- [What you should do]:
Identify, in the records below, every line where the string "JSON" appears, and copy each such line.

- [Extracted material]:
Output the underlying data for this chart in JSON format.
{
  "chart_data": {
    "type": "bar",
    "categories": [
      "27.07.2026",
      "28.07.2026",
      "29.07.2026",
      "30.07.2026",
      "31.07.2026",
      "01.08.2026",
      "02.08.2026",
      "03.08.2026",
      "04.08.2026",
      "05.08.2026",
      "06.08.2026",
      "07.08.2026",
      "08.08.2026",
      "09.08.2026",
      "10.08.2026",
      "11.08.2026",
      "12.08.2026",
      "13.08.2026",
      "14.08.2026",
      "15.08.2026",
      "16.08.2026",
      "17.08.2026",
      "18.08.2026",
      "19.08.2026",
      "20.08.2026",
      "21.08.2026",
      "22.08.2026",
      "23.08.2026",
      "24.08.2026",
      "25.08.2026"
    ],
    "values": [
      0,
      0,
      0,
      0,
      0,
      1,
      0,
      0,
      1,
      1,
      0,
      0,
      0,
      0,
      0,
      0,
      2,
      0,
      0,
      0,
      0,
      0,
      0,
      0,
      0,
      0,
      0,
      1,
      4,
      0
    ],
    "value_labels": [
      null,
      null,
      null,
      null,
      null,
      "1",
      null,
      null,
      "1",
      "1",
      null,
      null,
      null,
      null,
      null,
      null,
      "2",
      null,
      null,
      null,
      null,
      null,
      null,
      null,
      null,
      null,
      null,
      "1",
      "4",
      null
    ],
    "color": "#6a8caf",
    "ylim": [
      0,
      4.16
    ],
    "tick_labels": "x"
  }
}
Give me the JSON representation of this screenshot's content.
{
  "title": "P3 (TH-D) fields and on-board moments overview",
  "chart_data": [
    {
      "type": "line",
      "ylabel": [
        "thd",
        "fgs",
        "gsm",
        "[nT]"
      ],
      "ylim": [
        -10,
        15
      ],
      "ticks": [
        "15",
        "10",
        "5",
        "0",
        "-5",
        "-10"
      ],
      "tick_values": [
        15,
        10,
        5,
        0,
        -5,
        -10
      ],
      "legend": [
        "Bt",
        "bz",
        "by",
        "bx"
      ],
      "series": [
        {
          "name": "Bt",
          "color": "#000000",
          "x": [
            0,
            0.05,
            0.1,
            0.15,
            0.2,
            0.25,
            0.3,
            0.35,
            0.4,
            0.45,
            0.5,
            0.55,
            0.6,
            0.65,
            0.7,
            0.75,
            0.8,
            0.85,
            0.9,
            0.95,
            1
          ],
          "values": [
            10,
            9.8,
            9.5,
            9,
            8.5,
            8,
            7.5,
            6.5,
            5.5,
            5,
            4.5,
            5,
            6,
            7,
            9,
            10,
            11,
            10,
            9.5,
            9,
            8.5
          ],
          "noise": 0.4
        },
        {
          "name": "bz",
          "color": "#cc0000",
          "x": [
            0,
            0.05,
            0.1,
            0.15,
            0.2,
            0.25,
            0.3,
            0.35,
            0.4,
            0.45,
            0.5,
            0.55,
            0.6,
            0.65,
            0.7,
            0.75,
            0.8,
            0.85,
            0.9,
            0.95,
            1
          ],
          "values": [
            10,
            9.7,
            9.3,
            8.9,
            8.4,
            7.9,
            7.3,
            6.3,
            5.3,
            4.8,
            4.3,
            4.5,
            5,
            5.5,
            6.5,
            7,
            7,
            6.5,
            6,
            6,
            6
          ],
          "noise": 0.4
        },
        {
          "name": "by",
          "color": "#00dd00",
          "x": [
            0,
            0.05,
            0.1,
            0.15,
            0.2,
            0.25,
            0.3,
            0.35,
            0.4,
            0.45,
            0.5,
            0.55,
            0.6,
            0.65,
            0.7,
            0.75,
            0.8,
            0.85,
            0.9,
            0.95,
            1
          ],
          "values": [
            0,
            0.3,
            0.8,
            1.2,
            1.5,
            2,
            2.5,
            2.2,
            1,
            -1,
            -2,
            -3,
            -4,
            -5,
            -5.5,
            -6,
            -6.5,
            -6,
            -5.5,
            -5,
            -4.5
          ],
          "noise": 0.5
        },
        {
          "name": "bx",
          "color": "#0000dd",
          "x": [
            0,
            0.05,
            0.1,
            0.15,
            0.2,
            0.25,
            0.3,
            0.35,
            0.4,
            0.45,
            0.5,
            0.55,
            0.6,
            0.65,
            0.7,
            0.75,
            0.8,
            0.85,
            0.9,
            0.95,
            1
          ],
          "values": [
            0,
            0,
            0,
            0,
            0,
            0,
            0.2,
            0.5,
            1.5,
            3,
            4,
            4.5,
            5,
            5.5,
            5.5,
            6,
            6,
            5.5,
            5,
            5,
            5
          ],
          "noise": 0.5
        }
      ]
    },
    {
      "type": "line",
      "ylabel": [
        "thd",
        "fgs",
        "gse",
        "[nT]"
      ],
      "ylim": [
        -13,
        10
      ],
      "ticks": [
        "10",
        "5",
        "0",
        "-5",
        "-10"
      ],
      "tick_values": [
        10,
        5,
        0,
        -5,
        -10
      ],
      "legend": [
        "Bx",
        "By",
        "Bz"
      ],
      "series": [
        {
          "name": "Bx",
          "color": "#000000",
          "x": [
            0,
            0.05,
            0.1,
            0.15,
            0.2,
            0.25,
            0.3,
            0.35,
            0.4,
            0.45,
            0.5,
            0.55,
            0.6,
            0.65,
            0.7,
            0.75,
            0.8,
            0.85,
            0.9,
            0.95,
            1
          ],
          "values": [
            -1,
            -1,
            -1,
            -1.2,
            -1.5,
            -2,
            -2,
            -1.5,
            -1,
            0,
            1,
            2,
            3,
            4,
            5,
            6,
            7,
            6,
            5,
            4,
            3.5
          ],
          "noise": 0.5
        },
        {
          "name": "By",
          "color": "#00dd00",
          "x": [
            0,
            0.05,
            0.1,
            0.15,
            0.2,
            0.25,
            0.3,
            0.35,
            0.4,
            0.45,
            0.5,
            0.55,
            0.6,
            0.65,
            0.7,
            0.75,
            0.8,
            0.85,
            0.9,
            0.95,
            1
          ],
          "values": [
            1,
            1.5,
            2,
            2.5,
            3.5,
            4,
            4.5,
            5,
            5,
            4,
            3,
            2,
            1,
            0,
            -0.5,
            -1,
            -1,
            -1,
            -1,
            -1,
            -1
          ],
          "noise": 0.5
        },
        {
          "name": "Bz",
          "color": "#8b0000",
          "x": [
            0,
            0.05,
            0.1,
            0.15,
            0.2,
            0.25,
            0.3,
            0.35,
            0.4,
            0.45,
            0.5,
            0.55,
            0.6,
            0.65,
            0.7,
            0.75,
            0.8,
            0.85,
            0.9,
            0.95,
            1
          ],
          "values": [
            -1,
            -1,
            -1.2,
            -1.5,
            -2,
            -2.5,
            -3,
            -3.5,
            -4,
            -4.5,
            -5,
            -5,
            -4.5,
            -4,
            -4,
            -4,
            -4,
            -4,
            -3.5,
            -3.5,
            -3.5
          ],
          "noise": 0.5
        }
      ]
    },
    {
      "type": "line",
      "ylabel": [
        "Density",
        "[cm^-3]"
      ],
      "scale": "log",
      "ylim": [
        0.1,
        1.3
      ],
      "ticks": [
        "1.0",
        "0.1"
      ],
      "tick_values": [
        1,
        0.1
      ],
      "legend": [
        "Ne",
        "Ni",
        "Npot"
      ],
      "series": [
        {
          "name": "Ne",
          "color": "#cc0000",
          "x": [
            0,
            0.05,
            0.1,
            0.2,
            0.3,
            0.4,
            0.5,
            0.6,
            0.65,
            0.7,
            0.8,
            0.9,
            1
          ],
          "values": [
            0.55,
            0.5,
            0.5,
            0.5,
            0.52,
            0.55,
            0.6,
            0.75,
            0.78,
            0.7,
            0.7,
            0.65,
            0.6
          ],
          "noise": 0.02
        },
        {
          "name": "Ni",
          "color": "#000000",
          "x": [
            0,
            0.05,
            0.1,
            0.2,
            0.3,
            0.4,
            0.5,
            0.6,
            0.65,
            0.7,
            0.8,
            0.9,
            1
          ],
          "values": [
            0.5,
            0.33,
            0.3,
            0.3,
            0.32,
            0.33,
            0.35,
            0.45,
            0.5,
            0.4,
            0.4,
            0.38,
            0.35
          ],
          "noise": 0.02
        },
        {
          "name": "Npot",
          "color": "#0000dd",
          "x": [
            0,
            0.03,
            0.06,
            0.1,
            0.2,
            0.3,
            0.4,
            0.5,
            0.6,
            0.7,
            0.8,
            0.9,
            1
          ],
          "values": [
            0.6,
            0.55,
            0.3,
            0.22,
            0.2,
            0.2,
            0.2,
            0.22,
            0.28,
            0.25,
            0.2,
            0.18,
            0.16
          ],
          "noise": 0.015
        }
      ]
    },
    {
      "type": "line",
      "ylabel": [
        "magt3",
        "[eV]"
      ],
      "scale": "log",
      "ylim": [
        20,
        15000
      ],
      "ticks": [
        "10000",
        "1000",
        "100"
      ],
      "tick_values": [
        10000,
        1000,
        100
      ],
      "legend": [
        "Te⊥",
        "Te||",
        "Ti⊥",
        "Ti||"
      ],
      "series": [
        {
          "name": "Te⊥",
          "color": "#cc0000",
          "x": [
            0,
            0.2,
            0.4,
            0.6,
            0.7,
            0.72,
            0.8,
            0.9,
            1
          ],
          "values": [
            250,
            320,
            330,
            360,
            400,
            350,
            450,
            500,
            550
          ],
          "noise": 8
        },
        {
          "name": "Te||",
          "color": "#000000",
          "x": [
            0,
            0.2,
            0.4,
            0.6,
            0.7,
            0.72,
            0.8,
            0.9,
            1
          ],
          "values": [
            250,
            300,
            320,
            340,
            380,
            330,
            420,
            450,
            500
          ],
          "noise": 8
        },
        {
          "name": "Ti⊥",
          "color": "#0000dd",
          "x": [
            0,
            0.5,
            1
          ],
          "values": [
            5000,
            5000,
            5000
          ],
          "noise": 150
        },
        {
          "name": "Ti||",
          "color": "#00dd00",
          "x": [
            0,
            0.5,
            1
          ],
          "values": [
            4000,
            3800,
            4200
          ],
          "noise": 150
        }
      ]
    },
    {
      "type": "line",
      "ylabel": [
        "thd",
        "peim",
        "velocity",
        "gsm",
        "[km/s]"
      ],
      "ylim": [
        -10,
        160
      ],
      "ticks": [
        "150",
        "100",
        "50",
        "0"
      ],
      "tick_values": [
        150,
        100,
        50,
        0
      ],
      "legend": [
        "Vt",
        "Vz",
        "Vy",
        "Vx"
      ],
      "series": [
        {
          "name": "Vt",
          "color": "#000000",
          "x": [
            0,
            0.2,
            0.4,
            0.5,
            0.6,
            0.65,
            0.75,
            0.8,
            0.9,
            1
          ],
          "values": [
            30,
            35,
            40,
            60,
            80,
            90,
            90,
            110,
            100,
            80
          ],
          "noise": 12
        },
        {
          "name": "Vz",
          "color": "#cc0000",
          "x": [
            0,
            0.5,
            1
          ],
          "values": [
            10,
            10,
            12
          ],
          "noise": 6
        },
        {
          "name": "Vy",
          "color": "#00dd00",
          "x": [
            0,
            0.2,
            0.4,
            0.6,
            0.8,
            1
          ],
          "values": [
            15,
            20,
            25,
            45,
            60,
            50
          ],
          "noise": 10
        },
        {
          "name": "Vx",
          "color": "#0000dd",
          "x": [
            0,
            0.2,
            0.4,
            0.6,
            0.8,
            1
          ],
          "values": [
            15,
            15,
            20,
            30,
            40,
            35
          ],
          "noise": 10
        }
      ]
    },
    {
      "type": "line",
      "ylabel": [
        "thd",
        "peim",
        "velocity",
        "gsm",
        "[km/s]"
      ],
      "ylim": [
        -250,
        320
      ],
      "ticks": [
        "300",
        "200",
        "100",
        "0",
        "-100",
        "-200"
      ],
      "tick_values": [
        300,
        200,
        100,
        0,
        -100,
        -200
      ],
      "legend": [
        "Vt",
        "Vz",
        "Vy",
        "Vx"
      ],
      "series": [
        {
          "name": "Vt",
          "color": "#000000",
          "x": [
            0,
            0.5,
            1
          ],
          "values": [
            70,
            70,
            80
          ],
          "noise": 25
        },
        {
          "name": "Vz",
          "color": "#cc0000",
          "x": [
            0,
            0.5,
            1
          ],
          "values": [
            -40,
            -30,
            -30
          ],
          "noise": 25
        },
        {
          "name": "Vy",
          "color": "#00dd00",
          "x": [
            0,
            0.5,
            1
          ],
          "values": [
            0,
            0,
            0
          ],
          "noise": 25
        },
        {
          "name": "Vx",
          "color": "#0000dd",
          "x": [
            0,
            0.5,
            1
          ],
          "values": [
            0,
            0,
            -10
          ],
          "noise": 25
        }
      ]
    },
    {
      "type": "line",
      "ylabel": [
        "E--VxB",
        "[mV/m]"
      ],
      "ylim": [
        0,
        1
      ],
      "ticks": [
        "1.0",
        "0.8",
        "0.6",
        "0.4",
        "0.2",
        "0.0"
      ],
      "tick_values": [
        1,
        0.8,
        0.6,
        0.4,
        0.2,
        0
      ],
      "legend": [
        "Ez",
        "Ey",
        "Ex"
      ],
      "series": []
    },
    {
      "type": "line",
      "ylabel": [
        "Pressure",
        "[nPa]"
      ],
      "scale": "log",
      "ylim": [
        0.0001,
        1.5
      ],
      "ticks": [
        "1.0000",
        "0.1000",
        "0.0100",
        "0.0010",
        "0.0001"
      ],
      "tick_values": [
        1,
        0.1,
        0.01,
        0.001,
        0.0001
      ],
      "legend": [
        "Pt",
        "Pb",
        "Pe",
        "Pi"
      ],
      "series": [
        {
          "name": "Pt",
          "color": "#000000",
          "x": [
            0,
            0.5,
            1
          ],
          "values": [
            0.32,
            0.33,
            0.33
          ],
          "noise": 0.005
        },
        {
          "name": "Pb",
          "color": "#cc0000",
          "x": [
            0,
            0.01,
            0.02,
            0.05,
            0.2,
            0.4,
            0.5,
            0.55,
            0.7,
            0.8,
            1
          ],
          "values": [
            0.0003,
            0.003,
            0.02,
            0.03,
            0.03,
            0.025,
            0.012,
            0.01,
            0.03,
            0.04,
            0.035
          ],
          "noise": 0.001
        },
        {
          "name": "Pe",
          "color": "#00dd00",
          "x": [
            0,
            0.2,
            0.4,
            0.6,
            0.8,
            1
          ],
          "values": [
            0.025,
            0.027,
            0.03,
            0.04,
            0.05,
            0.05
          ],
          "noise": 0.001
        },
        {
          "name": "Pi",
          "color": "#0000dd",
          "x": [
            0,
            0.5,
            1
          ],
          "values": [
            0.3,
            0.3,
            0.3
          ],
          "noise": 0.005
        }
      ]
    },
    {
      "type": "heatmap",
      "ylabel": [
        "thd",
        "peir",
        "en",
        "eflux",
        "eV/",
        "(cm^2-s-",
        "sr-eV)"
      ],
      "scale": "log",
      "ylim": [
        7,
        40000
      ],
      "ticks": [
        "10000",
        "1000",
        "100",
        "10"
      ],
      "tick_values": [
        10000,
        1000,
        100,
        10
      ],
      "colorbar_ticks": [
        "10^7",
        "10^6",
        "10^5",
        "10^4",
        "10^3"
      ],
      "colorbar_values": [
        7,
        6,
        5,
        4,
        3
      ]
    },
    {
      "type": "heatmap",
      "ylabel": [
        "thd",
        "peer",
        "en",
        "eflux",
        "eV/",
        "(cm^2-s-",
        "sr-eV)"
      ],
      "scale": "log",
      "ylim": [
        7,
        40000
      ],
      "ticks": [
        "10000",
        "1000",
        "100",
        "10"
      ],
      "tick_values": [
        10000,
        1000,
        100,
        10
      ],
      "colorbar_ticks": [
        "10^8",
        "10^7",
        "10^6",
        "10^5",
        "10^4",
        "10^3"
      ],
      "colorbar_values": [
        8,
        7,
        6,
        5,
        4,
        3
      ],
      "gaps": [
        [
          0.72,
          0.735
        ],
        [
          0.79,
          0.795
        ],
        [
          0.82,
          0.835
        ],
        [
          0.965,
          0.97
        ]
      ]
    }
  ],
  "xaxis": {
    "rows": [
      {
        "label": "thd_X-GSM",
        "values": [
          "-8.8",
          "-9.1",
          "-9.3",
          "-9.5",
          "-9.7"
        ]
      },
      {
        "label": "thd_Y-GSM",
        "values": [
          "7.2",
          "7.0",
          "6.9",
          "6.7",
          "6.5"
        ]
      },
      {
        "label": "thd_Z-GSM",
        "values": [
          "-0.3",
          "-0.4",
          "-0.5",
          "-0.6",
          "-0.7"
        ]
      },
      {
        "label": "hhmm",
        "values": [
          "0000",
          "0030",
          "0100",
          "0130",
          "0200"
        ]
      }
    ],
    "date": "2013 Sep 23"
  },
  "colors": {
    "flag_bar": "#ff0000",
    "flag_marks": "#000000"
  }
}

- [Output below]:
Output the underlying data for this chart in JSON format.
Give me the JSON representation of this screenshot's content.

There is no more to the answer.